__PROBLEMS__.
1 > List each count given in the web-scraping post, with what each one counts.
2 > Resume the web-scraping post, picking up after its final sentence.

__EXTRACT PROVIDED__.
┌──

A bit of web-scraping with Cheerio

17 Feb 2025

I had an idea for a little holiday project that required a list of episodes from The Rest Is History podcast. On their ‘Episodes’ page, they have a player, and a list of post entries for the most recent eighteen podcasts. There is a ‘show all’ button, but it doesn’t work.

The player does contain the full list of episodes (about 600) including a number of duplicates, so I expected if I inspected the network calls that I’d see a JSON package arriving with what I wanted. This is what I almost always find these days so I’ve had very little call to do any real web scraping - it’s normally just a matter of locating the endpoint and perhaps extracting an API key from a header.

So the list must be in the HTML - let’s have a look. This is a big file (4000 lines formatted) with a lot of divs and jQuery, but here’s our

The list is nicely named with a unique class (which I’ve highlighted above), so this is going to be a simple job, and therefore a good demo.

└──

__RECORDS SUPPLIED__.
┌──

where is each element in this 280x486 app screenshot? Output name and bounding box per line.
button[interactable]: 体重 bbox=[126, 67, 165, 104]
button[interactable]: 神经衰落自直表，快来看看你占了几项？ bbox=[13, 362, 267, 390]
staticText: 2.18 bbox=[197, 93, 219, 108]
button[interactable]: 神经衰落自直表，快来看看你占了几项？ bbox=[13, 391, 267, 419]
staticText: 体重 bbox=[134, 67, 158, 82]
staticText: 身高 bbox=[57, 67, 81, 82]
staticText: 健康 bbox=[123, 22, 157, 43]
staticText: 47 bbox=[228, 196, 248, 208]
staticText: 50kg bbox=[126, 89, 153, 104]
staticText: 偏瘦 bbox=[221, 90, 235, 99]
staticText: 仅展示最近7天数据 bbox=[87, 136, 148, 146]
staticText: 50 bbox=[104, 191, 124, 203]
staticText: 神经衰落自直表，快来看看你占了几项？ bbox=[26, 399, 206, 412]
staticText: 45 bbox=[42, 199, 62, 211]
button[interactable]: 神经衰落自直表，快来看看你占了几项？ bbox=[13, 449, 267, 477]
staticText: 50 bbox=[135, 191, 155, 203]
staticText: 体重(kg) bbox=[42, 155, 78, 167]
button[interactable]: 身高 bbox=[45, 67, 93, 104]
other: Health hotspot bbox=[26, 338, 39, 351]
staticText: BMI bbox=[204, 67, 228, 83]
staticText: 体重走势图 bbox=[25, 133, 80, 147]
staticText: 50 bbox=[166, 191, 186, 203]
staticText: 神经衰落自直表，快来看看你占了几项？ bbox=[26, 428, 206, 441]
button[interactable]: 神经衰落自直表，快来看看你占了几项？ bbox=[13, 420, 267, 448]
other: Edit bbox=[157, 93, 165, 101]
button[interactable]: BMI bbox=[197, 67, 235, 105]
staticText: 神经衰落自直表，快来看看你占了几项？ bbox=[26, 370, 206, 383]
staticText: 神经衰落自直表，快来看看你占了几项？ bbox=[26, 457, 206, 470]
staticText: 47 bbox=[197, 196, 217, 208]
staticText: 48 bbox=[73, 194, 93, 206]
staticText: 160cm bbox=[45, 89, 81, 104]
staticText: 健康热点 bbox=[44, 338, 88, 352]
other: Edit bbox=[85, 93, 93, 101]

└──

__ANSWERS FOR THIS EXERCISE__.
1 >
- eighteen: the most recent podcasts shown as post entries on the ‘Episodes’ page
- about 600: the episodes in the player's full list
- 4000: the lines in the HTML file once formatted

2 >
We might just dive into the code then pull it apart.

function enumeratePlaylist(html) {
  // Load the HTML into cheerio
  const $ = cheerio.load(html);

  // Find all list items within the playlist
  const $playlistItems = $("ul.sm2-playlist-bd li");
  if ($playlistItems.length === 0) {
    console.warn("Warning: No playlist items found");
    return;
  }

  console.log(`Info: Found ${$playlistItems.length} items in playlist`);

  // Process each playlist item
  for (const item of $playlistItems) {
    const title = $(item).find("a").text().trim();
    const link = $(item).find("a").attr("href");

    if (!title || !link) {
      console.warn("Warning: Skipping item with missing title or link");
      continue;
    }

    outputEpisode(title, link);
  }
}

Cheerio is a library often used for this purpose, if you’re familiar with jQuery which is used to manipulate the DOM on the browser side, it’s not unreasonable to think of Cheerio as the same thing running in the server. In fact, a lot of the conventions established by jQuery are brought over to Cherio which brings us to our first code snippet.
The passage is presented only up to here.